Direction -
Answer with one number: the count of lines in this material that hold the word "content".
┄┄┄┄┄┄┄┄┄┄
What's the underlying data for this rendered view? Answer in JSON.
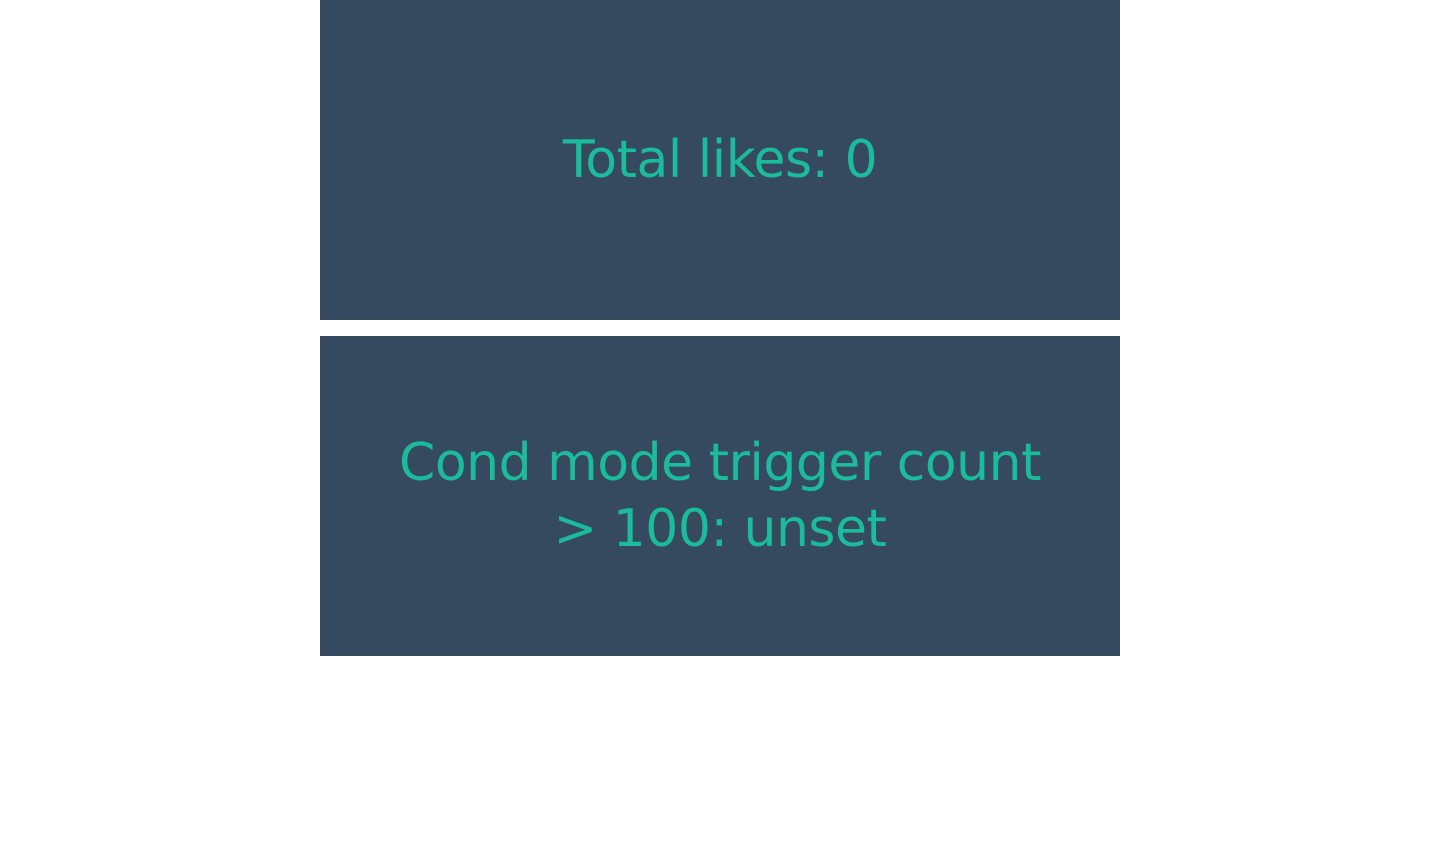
{
  "colors": {
    "panel_background": "#354a5f",
    "text": "#1abc9c",
    "page_background": "#ffffff"
  },
  "panels": [
    {
      "text": "Total likes: 0"
    },
    {
      "text": "Cond mode trigger count > 100: unset"
    }
  ]
}
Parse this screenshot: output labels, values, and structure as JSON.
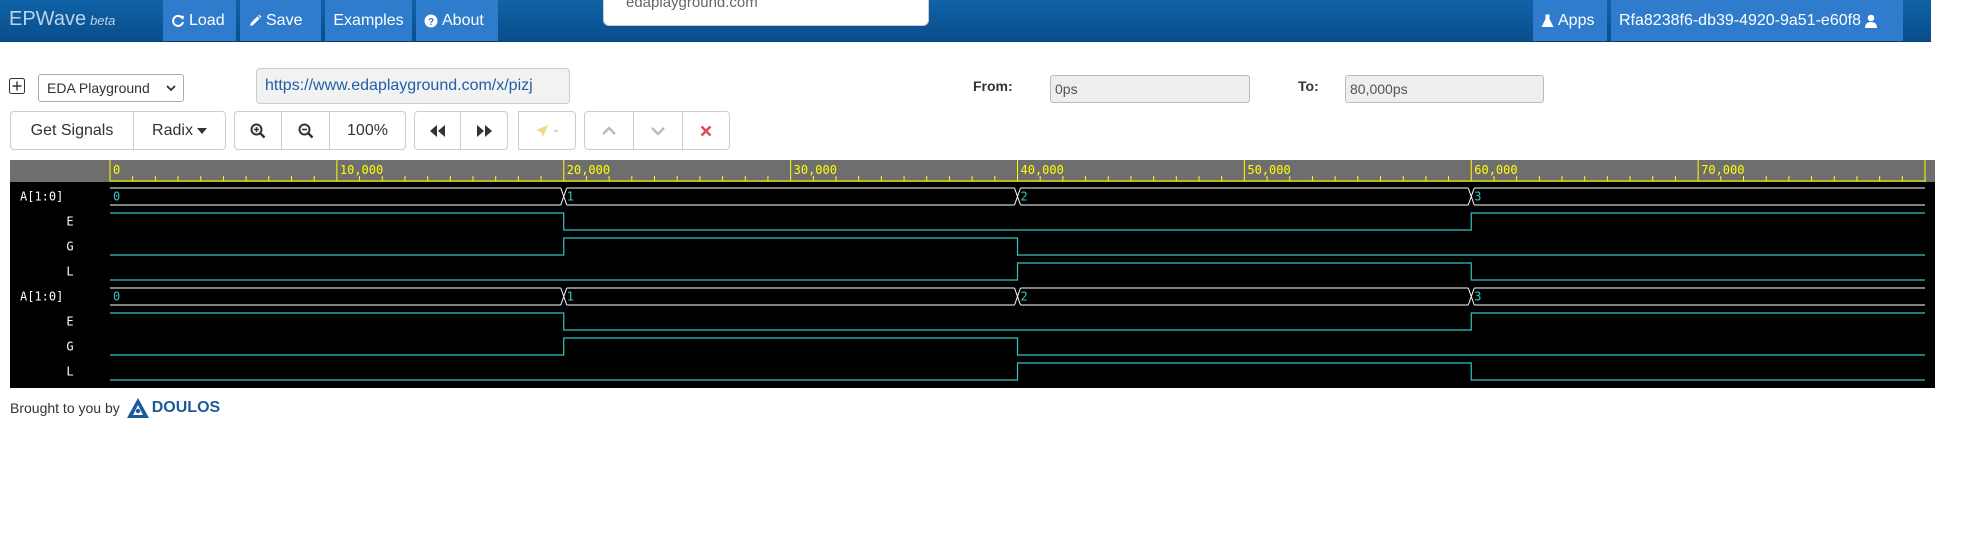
{
  "navbar": {
    "brand": "EPWave",
    "beta": "beta",
    "load": "Load",
    "save": "Save",
    "examples": "Examples",
    "about": "About",
    "apps": "Apps",
    "user": "Rfa8238f6-db39-4920-9a51-e60f8"
  },
  "popup": {
    "text": "edaplayground.com"
  },
  "toolbar": {
    "source_select": "EDA Playground",
    "url": "https://www.edaplayground.com/x/pizj",
    "from_label": "From:",
    "from_value": "0ps",
    "to_label": "To:",
    "to_value": "80,000ps",
    "get_signals": "Get Signals",
    "radix": "Radix",
    "zoom_level": "100%",
    "marker_label": "-"
  },
  "colors": {
    "navbar": "#0f63a8",
    "nav_button": "#2f7ccc",
    "wave_background": "#000000",
    "timeline": "#6e6e6e",
    "timeline_text": "#ffff00",
    "wave_line": "#35c4c4",
    "bus_line": "#ffffff",
    "delete": "#e05050"
  },
  "waveform": {
    "time_start": 0,
    "time_end": 80000,
    "tick_labels": [
      "0",
      "10,000",
      "20,000",
      "30,000",
      "40,000",
      "50,000",
      "60,000",
      "70,000"
    ],
    "signals": [
      {
        "name": "A[1:0]",
        "type": "bus",
        "segments": [
          {
            "t": 0,
            "label": "0"
          },
          {
            "t": 20000,
            "label": "1"
          },
          {
            "t": 40000,
            "label": "2"
          },
          {
            "t": 60000,
            "label": "3"
          }
        ]
      },
      {
        "name": "E",
        "type": "bit",
        "changes": [
          {
            "t": 0,
            "v": 1
          },
          {
            "t": 20000,
            "v": 0
          },
          {
            "t": 60000,
            "v": 1
          }
        ]
      },
      {
        "name": "G",
        "type": "bit",
        "changes": [
          {
            "t": 0,
            "v": 0
          },
          {
            "t": 20000,
            "v": 1
          },
          {
            "t": 40000,
            "v": 0
          }
        ]
      },
      {
        "name": "L",
        "type": "bit",
        "changes": [
          {
            "t": 0,
            "v": 0
          },
          {
            "t": 40000,
            "v": 1
          },
          {
            "t": 60000,
            "v": 0
          }
        ]
      },
      {
        "name": "A[1:0]",
        "type": "bus",
        "segments": [
          {
            "t": 0,
            "label": "0"
          },
          {
            "t": 20000,
            "label": "1"
          },
          {
            "t": 40000,
            "label": "2"
          },
          {
            "t": 60000,
            "label": "3"
          }
        ]
      },
      {
        "name": "E",
        "type": "bit",
        "changes": [
          {
            "t": 0,
            "v": 1
          },
          {
            "t": 20000,
            "v": 0
          },
          {
            "t": 60000,
            "v": 1
          }
        ]
      },
      {
        "name": "G",
        "type": "bit",
        "changes": [
          {
            "t": 0,
            "v": 0
          },
          {
            "t": 20000,
            "v": 1
          },
          {
            "t": 40000,
            "v": 0
          }
        ]
      },
      {
        "name": "L",
        "type": "bit",
        "changes": [
          {
            "t": 0,
            "v": 0
          },
          {
            "t": 40000,
            "v": 1
          },
          {
            "t": 60000,
            "v": 0
          }
        ]
      }
    ]
  },
  "footer": {
    "text": "Brought to you by",
    "logo": "DOULOS"
  },
  "icons": {
    "load": "refresh-icon",
    "save": "pencil-icon",
    "about": "question-circle-icon",
    "apps": "flask-icon",
    "user": "user-icon",
    "expand": "plus-square-icon",
    "zoom_in": "zoom-in-icon",
    "zoom_out": "zoom-out-icon",
    "prev": "fast-backward-icon",
    "next": "fast-forward-icon",
    "marker": "cursor-icon",
    "up": "chevron-up-icon",
    "down": "chevron-down-icon",
    "delete": "close-icon"
  }
}
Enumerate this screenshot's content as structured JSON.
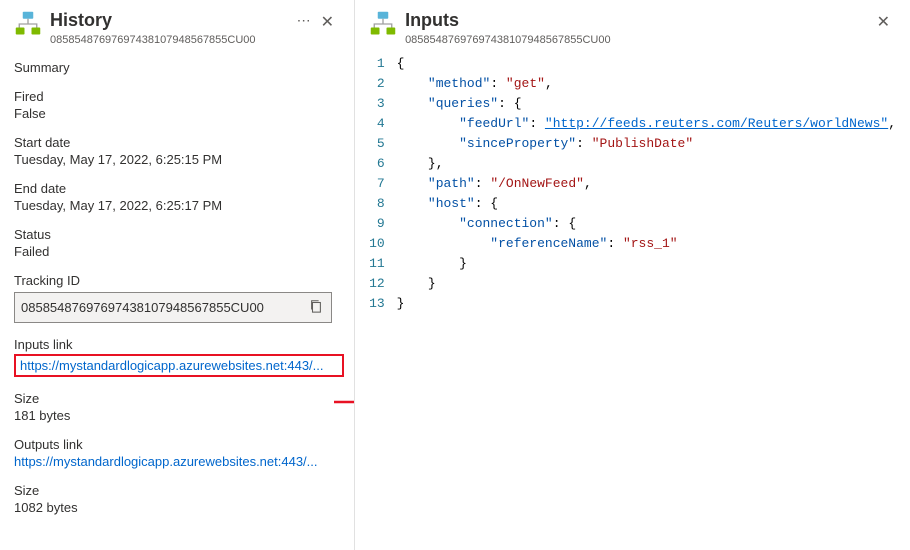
{
  "left": {
    "title": "History",
    "subtitle": "08585487697697438107948567855CU00",
    "summary_label": "Summary",
    "fired_label": "Fired",
    "fired_value": "False",
    "start_date_label": "Start date",
    "start_date_value": "Tuesday, May 17, 2022, 6:25:15 PM",
    "end_date_label": "End date",
    "end_date_value": "Tuesday, May 17, 2022, 6:25:17 PM",
    "status_label": "Status",
    "status_value": "Failed",
    "tracking_id_label": "Tracking ID",
    "tracking_id_value": "08585487697697438107948567855CU00",
    "inputs_link_label": "Inputs link",
    "inputs_link_value": "https://mystandardlogicapp.azurewebsites.net:443/...",
    "inputs_size_label": "Size",
    "inputs_size_value": "181 bytes",
    "outputs_link_label": "Outputs link",
    "outputs_link_value": "https://mystandardlogicapp.azurewebsites.net:443/...",
    "outputs_size_label": "Size",
    "outputs_size_value": "1082 bytes"
  },
  "right": {
    "title": "Inputs",
    "subtitle": "08585487697697438107948567855CU00",
    "code": {
      "method_key": "\"method\"",
      "method_val": "\"get\"",
      "queries_key": "\"queries\"",
      "feedUrl_key": "\"feedUrl\"",
      "feedUrl_val": "\"http://feeds.reuters.com/Reuters/worldNews\"",
      "sinceProperty_key": "\"sinceProperty\"",
      "sinceProperty_val": "\"PublishDate\"",
      "path_key": "\"path\"",
      "path_val": "\"/OnNewFeed\"",
      "host_key": "\"host\"",
      "connection_key": "\"connection\"",
      "referenceName_key": "\"referenceName\"",
      "referenceName_val": "\"rss_1\""
    }
  }
}
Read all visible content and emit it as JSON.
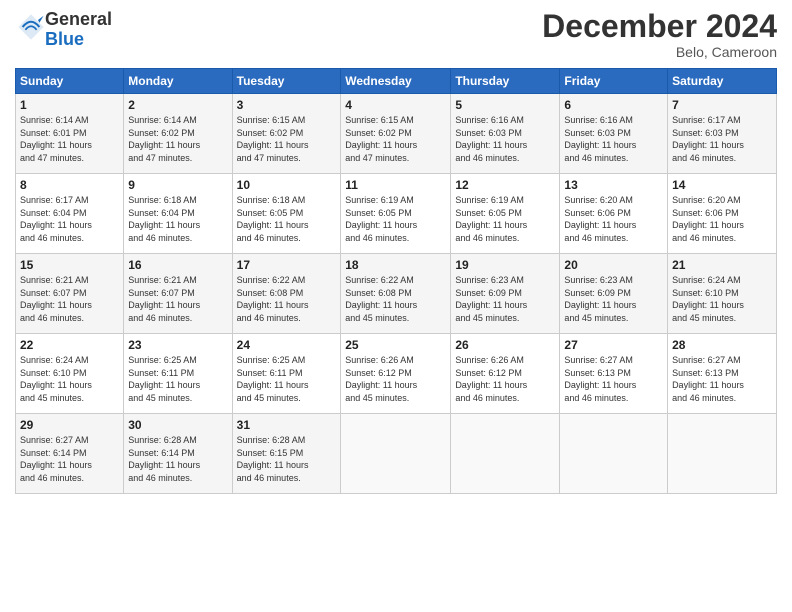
{
  "logo": {
    "line1": "General",
    "line2": "Blue"
  },
  "title": "December 2024",
  "location": "Belo, Cameroon",
  "days_of_week": [
    "Sunday",
    "Monday",
    "Tuesday",
    "Wednesday",
    "Thursday",
    "Friday",
    "Saturday"
  ],
  "weeks": [
    [
      {
        "day": "1",
        "info": "Sunrise: 6:14 AM\nSunset: 6:01 PM\nDaylight: 11 hours\nand 47 minutes."
      },
      {
        "day": "2",
        "info": "Sunrise: 6:14 AM\nSunset: 6:02 PM\nDaylight: 11 hours\nand 47 minutes."
      },
      {
        "day": "3",
        "info": "Sunrise: 6:15 AM\nSunset: 6:02 PM\nDaylight: 11 hours\nand 47 minutes."
      },
      {
        "day": "4",
        "info": "Sunrise: 6:15 AM\nSunset: 6:02 PM\nDaylight: 11 hours\nand 47 minutes."
      },
      {
        "day": "5",
        "info": "Sunrise: 6:16 AM\nSunset: 6:03 PM\nDaylight: 11 hours\nand 46 minutes."
      },
      {
        "day": "6",
        "info": "Sunrise: 6:16 AM\nSunset: 6:03 PM\nDaylight: 11 hours\nand 46 minutes."
      },
      {
        "day": "7",
        "info": "Sunrise: 6:17 AM\nSunset: 6:03 PM\nDaylight: 11 hours\nand 46 minutes."
      }
    ],
    [
      {
        "day": "8",
        "info": "Sunrise: 6:17 AM\nSunset: 6:04 PM\nDaylight: 11 hours\nand 46 minutes."
      },
      {
        "day": "9",
        "info": "Sunrise: 6:18 AM\nSunset: 6:04 PM\nDaylight: 11 hours\nand 46 minutes."
      },
      {
        "day": "10",
        "info": "Sunrise: 6:18 AM\nSunset: 6:05 PM\nDaylight: 11 hours\nand 46 minutes."
      },
      {
        "day": "11",
        "info": "Sunrise: 6:19 AM\nSunset: 6:05 PM\nDaylight: 11 hours\nand 46 minutes."
      },
      {
        "day": "12",
        "info": "Sunrise: 6:19 AM\nSunset: 6:05 PM\nDaylight: 11 hours\nand 46 minutes."
      },
      {
        "day": "13",
        "info": "Sunrise: 6:20 AM\nSunset: 6:06 PM\nDaylight: 11 hours\nand 46 minutes."
      },
      {
        "day": "14",
        "info": "Sunrise: 6:20 AM\nSunset: 6:06 PM\nDaylight: 11 hours\nand 46 minutes."
      }
    ],
    [
      {
        "day": "15",
        "info": "Sunrise: 6:21 AM\nSunset: 6:07 PM\nDaylight: 11 hours\nand 46 minutes."
      },
      {
        "day": "16",
        "info": "Sunrise: 6:21 AM\nSunset: 6:07 PM\nDaylight: 11 hours\nand 46 minutes."
      },
      {
        "day": "17",
        "info": "Sunrise: 6:22 AM\nSunset: 6:08 PM\nDaylight: 11 hours\nand 46 minutes."
      },
      {
        "day": "18",
        "info": "Sunrise: 6:22 AM\nSunset: 6:08 PM\nDaylight: 11 hours\nand 45 minutes."
      },
      {
        "day": "19",
        "info": "Sunrise: 6:23 AM\nSunset: 6:09 PM\nDaylight: 11 hours\nand 45 minutes."
      },
      {
        "day": "20",
        "info": "Sunrise: 6:23 AM\nSunset: 6:09 PM\nDaylight: 11 hours\nand 45 minutes."
      },
      {
        "day": "21",
        "info": "Sunrise: 6:24 AM\nSunset: 6:10 PM\nDaylight: 11 hours\nand 45 minutes."
      }
    ],
    [
      {
        "day": "22",
        "info": "Sunrise: 6:24 AM\nSunset: 6:10 PM\nDaylight: 11 hours\nand 45 minutes."
      },
      {
        "day": "23",
        "info": "Sunrise: 6:25 AM\nSunset: 6:11 PM\nDaylight: 11 hours\nand 45 minutes."
      },
      {
        "day": "24",
        "info": "Sunrise: 6:25 AM\nSunset: 6:11 PM\nDaylight: 11 hours\nand 45 minutes."
      },
      {
        "day": "25",
        "info": "Sunrise: 6:26 AM\nSunset: 6:12 PM\nDaylight: 11 hours\nand 45 minutes."
      },
      {
        "day": "26",
        "info": "Sunrise: 6:26 AM\nSunset: 6:12 PM\nDaylight: 11 hours\nand 46 minutes."
      },
      {
        "day": "27",
        "info": "Sunrise: 6:27 AM\nSunset: 6:13 PM\nDaylight: 11 hours\nand 46 minutes."
      },
      {
        "day": "28",
        "info": "Sunrise: 6:27 AM\nSunset: 6:13 PM\nDaylight: 11 hours\nand 46 minutes."
      }
    ],
    [
      {
        "day": "29",
        "info": "Sunrise: 6:27 AM\nSunset: 6:14 PM\nDaylight: 11 hours\nand 46 minutes."
      },
      {
        "day": "30",
        "info": "Sunrise: 6:28 AM\nSunset: 6:14 PM\nDaylight: 11 hours\nand 46 minutes."
      },
      {
        "day": "31",
        "info": "Sunrise: 6:28 AM\nSunset: 6:15 PM\nDaylight: 11 hours\nand 46 minutes."
      },
      {
        "day": "",
        "info": ""
      },
      {
        "day": "",
        "info": ""
      },
      {
        "day": "",
        "info": ""
      },
      {
        "day": "",
        "info": ""
      }
    ]
  ]
}
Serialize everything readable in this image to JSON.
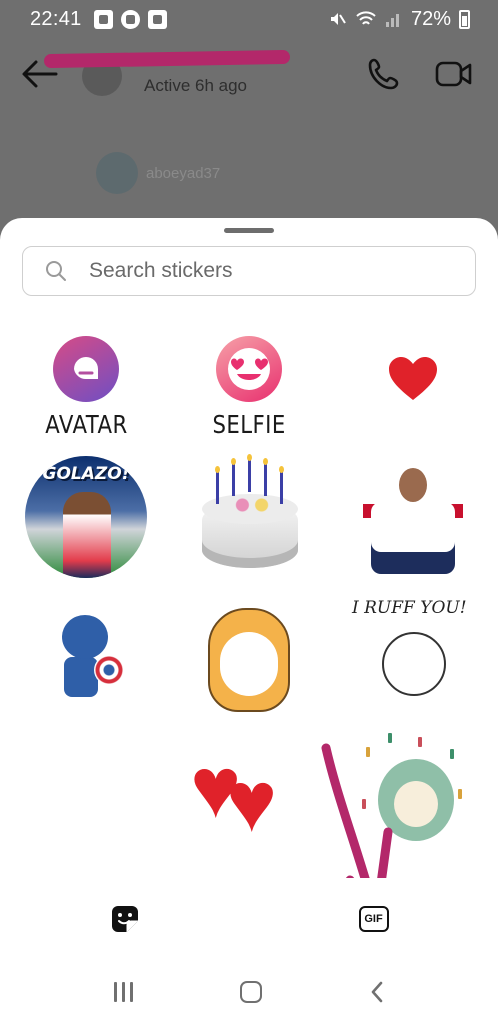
┄┄┄┄┄┄┄┄┄┄
Answer to the task -
2